>> start Available data
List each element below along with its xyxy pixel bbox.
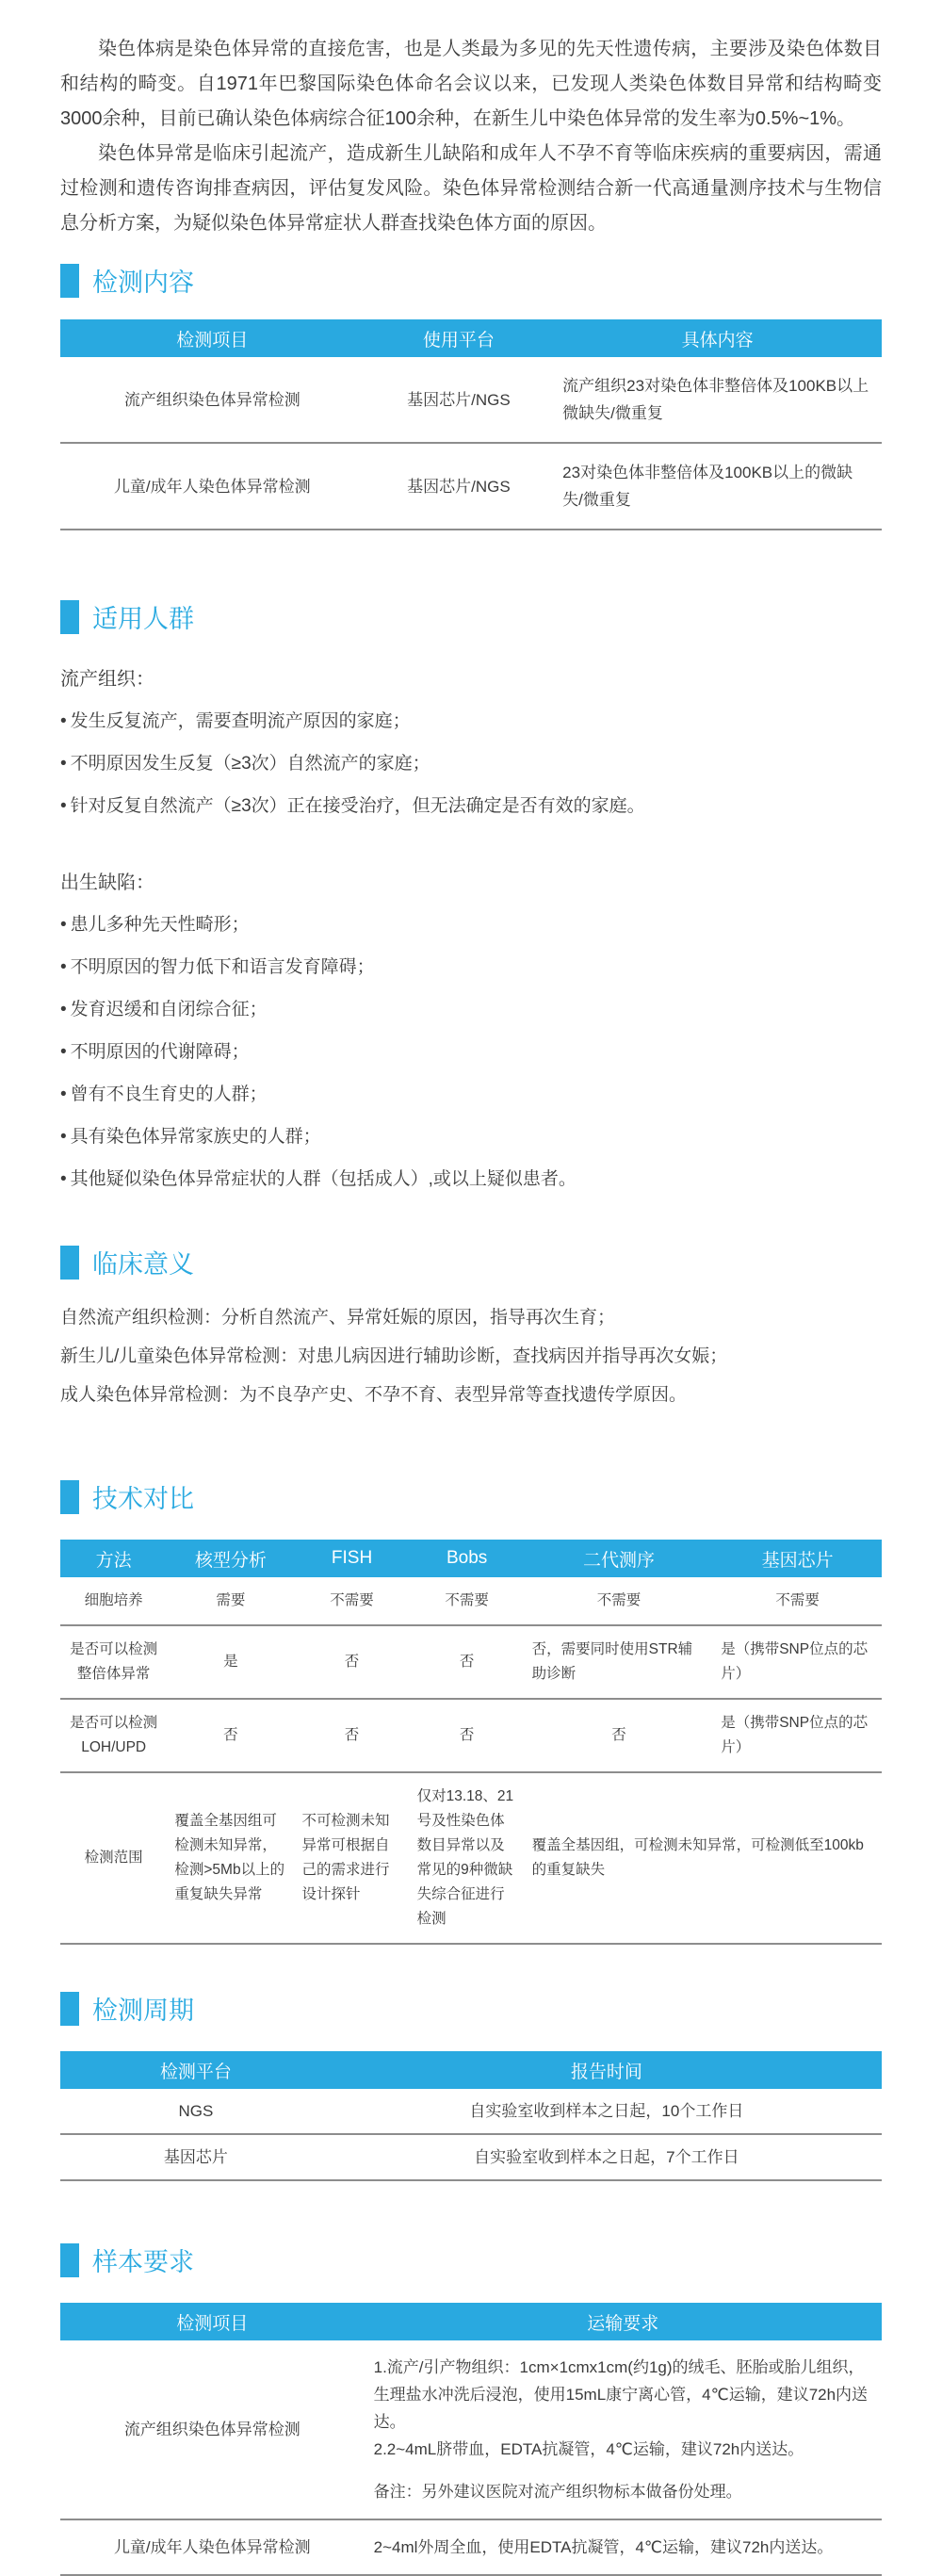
list-item-text: 不明原因的智力低下和语言发育障碍； bbox=[71, 955, 375, 979]
list-item: • 针对反复自然流产（≥3次）正在接受治疗，但无法确定是否有效的家庭。 bbox=[60, 794, 882, 818]
requirement-line: 2.2~4mL脐带血，EDTA抗凝管，4℃运输，建议72h内送达。 bbox=[374, 2436, 872, 2463]
list-item-text: 不明原因的代谢障碍； bbox=[71, 1040, 250, 1064]
row-label: 细胞培养 bbox=[60, 1577, 167, 1625]
population-group-abortion-tissue: 流产组织： • 发生反复流产，需要查明流产原因的家庭； • 不明原因发生反复（≥… bbox=[60, 663, 882, 818]
cell: 否 bbox=[410, 1699, 525, 1772]
table-row: 基因芯片 自实验室收到样本之日起，7个工作日 bbox=[60, 2134, 882, 2180]
list-item-text: 曾有不良生育史的人群； bbox=[71, 1083, 268, 1106]
column-header: Bobs bbox=[410, 1540, 525, 1577]
bullet-icon: • bbox=[60, 752, 67, 775]
section-marker-icon bbox=[60, 2243, 79, 2277]
list-item: • 发育迟缓和自闭综合征； bbox=[60, 998, 882, 1021]
bullet-icon: • bbox=[60, 794, 67, 818]
cell-report-time: 自实验室收到样本之日起，7个工作日 bbox=[332, 2134, 882, 2180]
population-group-birth-defects: 出生缺陷： • 患儿多种先天性畸形； • 不明原因的智力低下和语言发育障碍； •… bbox=[60, 867, 882, 1191]
cell: 不需要 bbox=[525, 1577, 714, 1625]
table-row: 是否可以检测整倍体异常 是 否 否 否，需要同时使用STR辅助诊断 是（携带SN… bbox=[60, 1625, 882, 1699]
table-header-row: 方法 核型分析 FISH Bobs 二代测序 基因芯片 bbox=[60, 1540, 882, 1577]
section-marker-icon bbox=[60, 264, 79, 298]
row-label: 是否可以检测整倍体异常 bbox=[60, 1625, 167, 1699]
list-item: • 其他疑似染色体异常症状的人群（包括成人）,或以上疑似患者。 bbox=[60, 1167, 882, 1191]
table-row: 细胞培养 需要 不需要 不需要 不需要 不需要 bbox=[60, 1577, 882, 1625]
table-row: 流产组织染色体异常检测 基因芯片/NGS 流产组织23对染色体非整倍体及100K… bbox=[60, 357, 882, 443]
cell: 不需要 bbox=[295, 1577, 410, 1625]
intro-paragraph-2: 染色体异常是临床引起流产，造成新生儿缺陷和成年人不孕不育等临床疾病的重要病因，需… bbox=[60, 137, 882, 241]
cell-platform: NGS bbox=[60, 2089, 332, 2134]
table-header-row: 检测项目 运输要求 bbox=[60, 2303, 882, 2340]
cell-transport-requirement: 1.流产/引产物组织：1cm×1cmx1cm(约1g)的绒毛、胚胎或胎儿组织，生… bbox=[365, 2340, 882, 2519]
cell: 否 bbox=[167, 1699, 294, 1772]
bullet-icon: • bbox=[60, 913, 67, 937]
column-header: 具体内容 bbox=[553, 319, 882, 357]
cell-platform: 基因芯片 bbox=[60, 2134, 332, 2180]
list-item-text: 具有染色体异常家族史的人群； bbox=[71, 1125, 321, 1149]
cell: 否 bbox=[525, 1699, 714, 1772]
cell-platform: 基因芯片/NGS bbox=[365, 443, 554, 530]
cell: 是（携带SNP位点的芯片） bbox=[713, 1699, 882, 1772]
column-header: FISH bbox=[295, 1540, 410, 1577]
cell: 不需要 bbox=[410, 1577, 525, 1625]
cell-test-item: 流产组织染色体异常检测 bbox=[60, 2340, 365, 2519]
list-item: • 发生反复流产，需要查明流产原因的家庭； bbox=[60, 709, 882, 733]
cell: 是 bbox=[167, 1625, 294, 1699]
column-header: 报告时间 bbox=[332, 2051, 882, 2089]
cell: 否 bbox=[410, 1625, 525, 1699]
cell-platform: 基因芯片/NGS bbox=[365, 357, 554, 443]
bullet-icon: • bbox=[60, 1125, 67, 1149]
requirement-note: 备注：另外建议医院对流产组织物标本做备份处理。 bbox=[374, 2478, 872, 2505]
column-header: 使用平台 bbox=[365, 319, 554, 357]
detection-content-table: 检测项目 使用平台 具体内容 流产组织染色体异常检测 基因芯片/NGS 流产组织… bbox=[60, 319, 882, 530]
table-row: 检测范围 覆盖全基因组可检测未知异常，检测>5Mb以上的重复缺失异常 不可检测未… bbox=[60, 1772, 882, 1944]
bullet-icon: • bbox=[60, 998, 67, 1021]
cell-test-item: 儿童/成年人染色体异常检测 bbox=[60, 2519, 365, 2575]
requirement-line: 2~4ml外周全血，使用EDTA抗凝管，4℃运输，建议72h内送达。 bbox=[374, 2534, 872, 2561]
cell: 是（携带SNP位点的芯片） bbox=[713, 1625, 882, 1699]
column-header: 检测项目 bbox=[60, 2303, 365, 2340]
section-title-label: 检测周期 bbox=[92, 1990, 194, 2027]
clinical-line: 新生儿/儿童染色体异常检测：对患儿病因进行辅助诊断，查找病因并指导再次女娠； bbox=[60, 1345, 882, 1368]
list-item-text: 患儿多种先天性畸形； bbox=[71, 913, 250, 937]
cell: 需要 bbox=[167, 1577, 294, 1625]
table-row: 流产组织染色体异常检测 1.流产/引产物组织：1cm×1cmx1cm(约1g)的… bbox=[60, 2340, 882, 2519]
table-row: 儿童/成年人染色体异常检测 基因芯片/NGS 23对染色体非整倍体及100KB以… bbox=[60, 443, 882, 530]
section-title-label: 临床意义 bbox=[92, 1244, 194, 1280]
bullet-icon: • bbox=[60, 1167, 67, 1191]
section-title-clinical-significance: 临床意义 bbox=[60, 1244, 882, 1280]
list-item-text: 发育迟缓和自闭综合征； bbox=[71, 998, 268, 1021]
bullet-icon: • bbox=[60, 1083, 67, 1106]
cell-report-time: 自实验室收到样本之日起，10个工作日 bbox=[332, 2089, 882, 2134]
section-title-label: 检测内容 bbox=[92, 262, 194, 299]
cell: 覆盖全基因组可检测未知异常，检测>5Mb以上的重复缺失异常 bbox=[167, 1772, 294, 1944]
section-marker-icon bbox=[60, 1992, 79, 2026]
cell-transport-requirement: 2~4ml外周全血，使用EDTA抗凝管，4℃运输，建议72h内送达。 bbox=[365, 2519, 882, 2575]
section-marker-icon bbox=[60, 1246, 79, 1280]
column-header: 二代测序 bbox=[525, 1540, 714, 1577]
list-item: • 不明原因的代谢障碍； bbox=[60, 1040, 882, 1064]
cell-detail: 流产组织23对染色体非整倍体及100KB以上微缺失/微重复 bbox=[553, 357, 882, 443]
list-item-text: 不明原因发生反复（≥3次）自然流产的家庭； bbox=[71, 752, 430, 775]
intro-block: 染色体病是染色体异常的直接危害，也是人类最为多见的先天性遗传病，主要涉及染色体数… bbox=[60, 32, 882, 241]
section-marker-icon bbox=[60, 1480, 79, 1514]
bullet-icon: • bbox=[60, 1040, 67, 1064]
list-item-text: 发生反复流产，需要查明流产原因的家庭； bbox=[71, 709, 411, 733]
section-title-label: 适用人群 bbox=[92, 598, 194, 635]
cell: 否 bbox=[295, 1625, 410, 1699]
cell: 仅对13.18、21号及性染色体数目异常以及常见的9种微缺失综合征进行检测 bbox=[410, 1772, 525, 1944]
cell-test-item: 儿童/成年人染色体异常检测 bbox=[60, 443, 365, 530]
group-title: 出生缺陷： bbox=[60, 867, 882, 894]
group-title: 流产组织： bbox=[60, 663, 882, 691]
cell: 否，需要同时使用STR辅助诊断 bbox=[525, 1625, 714, 1699]
clinical-line: 成人染色体异常检测：为不良孕产史、不孕不育、表型异常等查找遗传学原因。 bbox=[60, 1384, 882, 1407]
list-item-text: 针对反复自然流产（≥3次）正在接受治疗，但无法确定是否有效的家庭。 bbox=[71, 794, 645, 818]
cell: 不可检测未知异常可根据自己的需求进行设计探针 bbox=[295, 1772, 410, 1944]
list-item: • 不明原因的智力低下和语言发育障碍； bbox=[60, 955, 882, 979]
column-header: 核型分析 bbox=[167, 1540, 294, 1577]
document-page: 染色体病是染色体异常的直接危害，也是人类最为多见的先天性遗传病，主要涉及染色体数… bbox=[0, 0, 942, 2576]
row-label: 检测范围 bbox=[60, 1772, 167, 1944]
table-header-row: 检测项目 使用平台 具体内容 bbox=[60, 319, 882, 357]
sample-requirements-table: 检测项目 运输要求 流产组织染色体异常检测 1.流产/引产物组织：1cm×1cm… bbox=[60, 2303, 882, 2576]
section-title-applicable-population: 适用人群 bbox=[60, 598, 882, 635]
list-item: • 不明原因发生反复（≥3次）自然流产的家庭； bbox=[60, 752, 882, 775]
table-row: 是否可以检测LOH/UPD 否 否 否 否 是（携带SNP位点的芯片） bbox=[60, 1699, 882, 1772]
section-marker-icon bbox=[60, 600, 79, 634]
section-title-detection-cycle: 检测周期 bbox=[60, 1990, 882, 2027]
section-title-label: 技术对比 bbox=[92, 1478, 194, 1515]
section-title-sample-requirements: 样本要求 bbox=[60, 2242, 882, 2278]
section-title-detection-content: 检测内容 bbox=[60, 262, 882, 299]
column-header: 检测平台 bbox=[60, 2051, 332, 2089]
section-title-label: 样本要求 bbox=[92, 2242, 194, 2278]
list-item: • 具有染色体异常家族史的人群； bbox=[60, 1125, 882, 1149]
row-label: 是否可以检测LOH/UPD bbox=[60, 1699, 167, 1772]
intro-paragraph-1: 染色体病是染色体异常的直接危害，也是人类最为多见的先天性遗传病，主要涉及染色体数… bbox=[60, 32, 882, 137]
cell: 否 bbox=[295, 1699, 410, 1772]
bullet-icon: • bbox=[60, 709, 67, 733]
section-title-technology-comparison: 技术对比 bbox=[60, 1478, 882, 1515]
requirement-line: 1.流产/引产物组织：1cm×1cmx1cm(约1g)的绒毛、胚胎或胎儿组织，生… bbox=[374, 2354, 872, 2436]
clinical-significance-block: 自然流产组织检测：分析自然流产、异常妊娠的原因，指导再次生育； 新生儿/儿童染色… bbox=[60, 1307, 882, 1407]
list-item: • 患儿多种先天性畸形； bbox=[60, 913, 882, 937]
cell-test-item: 流产组织染色体异常检测 bbox=[60, 357, 365, 443]
list-item: • 曾有不良生育史的人群； bbox=[60, 1083, 882, 1106]
list-item-text: 其他疑似染色体异常症状的人群（包括成人）,或以上疑似患者。 bbox=[71, 1167, 577, 1191]
detection-cycle-table: 检测平台 报告时间 NGS 自实验室收到样本之日起，10个工作日 基因芯片 自实… bbox=[60, 2051, 882, 2181]
cell: 覆盖全基因组，可检测未知异常，可检测低至100kb的重复缺失 bbox=[525, 1772, 882, 1944]
table-header-row: 检测平台 报告时间 bbox=[60, 2051, 882, 2089]
column-header: 方法 bbox=[60, 1540, 167, 1577]
bullet-icon: • bbox=[60, 955, 67, 979]
cell-detail: 23对染色体非整倍体及100KB以上的微缺失/微重复 bbox=[553, 443, 882, 530]
column-header: 运输要求 bbox=[365, 2303, 882, 2340]
clinical-line: 自然流产组织检测：分析自然流产、异常妊娠的原因，指导再次生育； bbox=[60, 1307, 882, 1329]
column-header: 基因芯片 bbox=[713, 1540, 882, 1577]
column-header: 检测项目 bbox=[60, 319, 365, 357]
technology-comparison-table: 方法 核型分析 FISH Bobs 二代测序 基因芯片 细胞培养 需要 不需要 … bbox=[60, 1540, 882, 1945]
cell: 不需要 bbox=[713, 1577, 882, 1625]
table-row: NGS 自实验室收到样本之日起，10个工作日 bbox=[60, 2089, 882, 2134]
>> end Available data
#### Exercise requirements:
Please reproduce word for word every line of the material above, from the line containing "list-item-text: 不明原因的智力低下和语言发育障碍； bbox=[71, 955, 375, 979]" down through the line containing "section-marker-icon bbox=[60, 264, 79, 298]", with both of those lines included.

#### Response:
list-item-text: 不明原因的智力低下和语言发育障碍； bbox=[71, 955, 375, 979]
list-item: • 针对反复自然流产（≥3次）正在接受治疗，但无法确定是否有效的家庭。 bbox=[60, 794, 882, 818]
requirement-line: 2.2~4mL脐带血，EDTA抗凝管，4℃运输，建议72h内送达。 bbox=[374, 2436, 872, 2463]
list-item-text: 不明原因的代谢障碍； bbox=[71, 1040, 250, 1064]
row-label: 细胞培养 bbox=[60, 1577, 167, 1625]
population-group-abortion-tissue: 流产组织： • 发生反复流产，需要查明流产原因的家庭； • 不明原因发生反复（≥… bbox=[60, 663, 882, 818]
cell: 否 bbox=[410, 1699, 525, 1772]
table-row: 基因芯片 自实验室收到样本之日起，7个工作日 bbox=[60, 2134, 882, 2180]
list-item-text: 曾有不良生育史的人群； bbox=[71, 1083, 268, 1106]
column-header: Bobs bbox=[410, 1540, 525, 1577]
bullet-icon: • bbox=[60, 752, 67, 775]
section-marker-icon bbox=[60, 2243, 79, 2277]
list-item: • 发育迟缓和自闭综合征； bbox=[60, 998, 882, 1021]
bullet-icon: • bbox=[60, 794, 67, 818]
cell-report-time: 自实验室收到样本之日起，7个工作日 bbox=[332, 2134, 882, 2180]
population-group-birth-defects: 出生缺陷： • 患儿多种先天性畸形； • 不明原因的智力低下和语言发育障碍； •… bbox=[60, 867, 882, 1191]
cell: 不需要 bbox=[525, 1577, 714, 1625]
table-row: 是否可以检测整倍体异常 是 否 否 否，需要同时使用STR辅助诊断 是（携带SN… bbox=[60, 1625, 882, 1699]
table-header-row: 方法 核型分析 FISH Bobs 二代测序 基因芯片 bbox=[60, 1540, 882, 1577]
section-marker-icon bbox=[60, 264, 79, 298]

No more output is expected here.